(What is needed):
Extract each line holding the word "cose" from the entries.

(Collected data):
(begin)

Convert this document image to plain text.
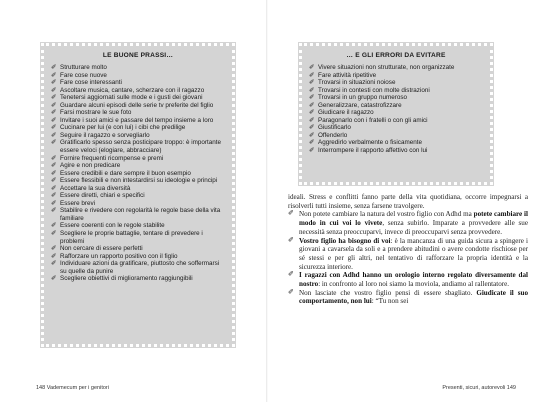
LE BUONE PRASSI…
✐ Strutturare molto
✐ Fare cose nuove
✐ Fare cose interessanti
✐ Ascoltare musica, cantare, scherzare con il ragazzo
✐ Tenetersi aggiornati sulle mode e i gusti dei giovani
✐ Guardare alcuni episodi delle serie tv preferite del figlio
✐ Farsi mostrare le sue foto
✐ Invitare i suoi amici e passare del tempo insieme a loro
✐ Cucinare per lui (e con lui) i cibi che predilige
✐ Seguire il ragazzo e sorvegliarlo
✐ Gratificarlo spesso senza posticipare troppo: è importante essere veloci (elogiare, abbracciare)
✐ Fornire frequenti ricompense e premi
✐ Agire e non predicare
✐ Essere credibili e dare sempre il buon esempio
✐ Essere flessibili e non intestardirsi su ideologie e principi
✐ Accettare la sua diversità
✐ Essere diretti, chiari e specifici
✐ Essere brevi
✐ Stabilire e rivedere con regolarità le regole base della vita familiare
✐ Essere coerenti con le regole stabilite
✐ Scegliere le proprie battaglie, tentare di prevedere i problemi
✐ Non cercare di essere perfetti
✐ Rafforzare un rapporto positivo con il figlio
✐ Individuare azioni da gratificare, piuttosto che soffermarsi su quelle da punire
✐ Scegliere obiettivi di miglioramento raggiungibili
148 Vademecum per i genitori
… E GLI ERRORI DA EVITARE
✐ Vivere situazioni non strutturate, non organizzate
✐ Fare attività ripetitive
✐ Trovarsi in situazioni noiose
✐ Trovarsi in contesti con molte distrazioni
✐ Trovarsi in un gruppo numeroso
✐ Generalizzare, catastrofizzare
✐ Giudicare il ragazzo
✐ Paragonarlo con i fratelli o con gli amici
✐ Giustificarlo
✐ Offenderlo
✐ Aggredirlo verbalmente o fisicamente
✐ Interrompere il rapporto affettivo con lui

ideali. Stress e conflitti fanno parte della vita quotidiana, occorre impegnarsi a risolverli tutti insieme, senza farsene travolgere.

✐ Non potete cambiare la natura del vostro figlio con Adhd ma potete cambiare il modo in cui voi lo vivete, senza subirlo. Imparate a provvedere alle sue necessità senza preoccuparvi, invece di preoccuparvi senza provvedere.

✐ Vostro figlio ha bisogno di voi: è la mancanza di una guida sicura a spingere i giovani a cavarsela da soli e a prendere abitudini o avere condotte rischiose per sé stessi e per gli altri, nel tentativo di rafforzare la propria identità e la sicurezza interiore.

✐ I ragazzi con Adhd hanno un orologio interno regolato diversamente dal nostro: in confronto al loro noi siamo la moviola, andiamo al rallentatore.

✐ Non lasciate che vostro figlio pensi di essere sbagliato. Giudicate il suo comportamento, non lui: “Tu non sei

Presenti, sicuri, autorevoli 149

(end)

(Result):
✐ Fare cose nuove
✐ Fare cose interessanti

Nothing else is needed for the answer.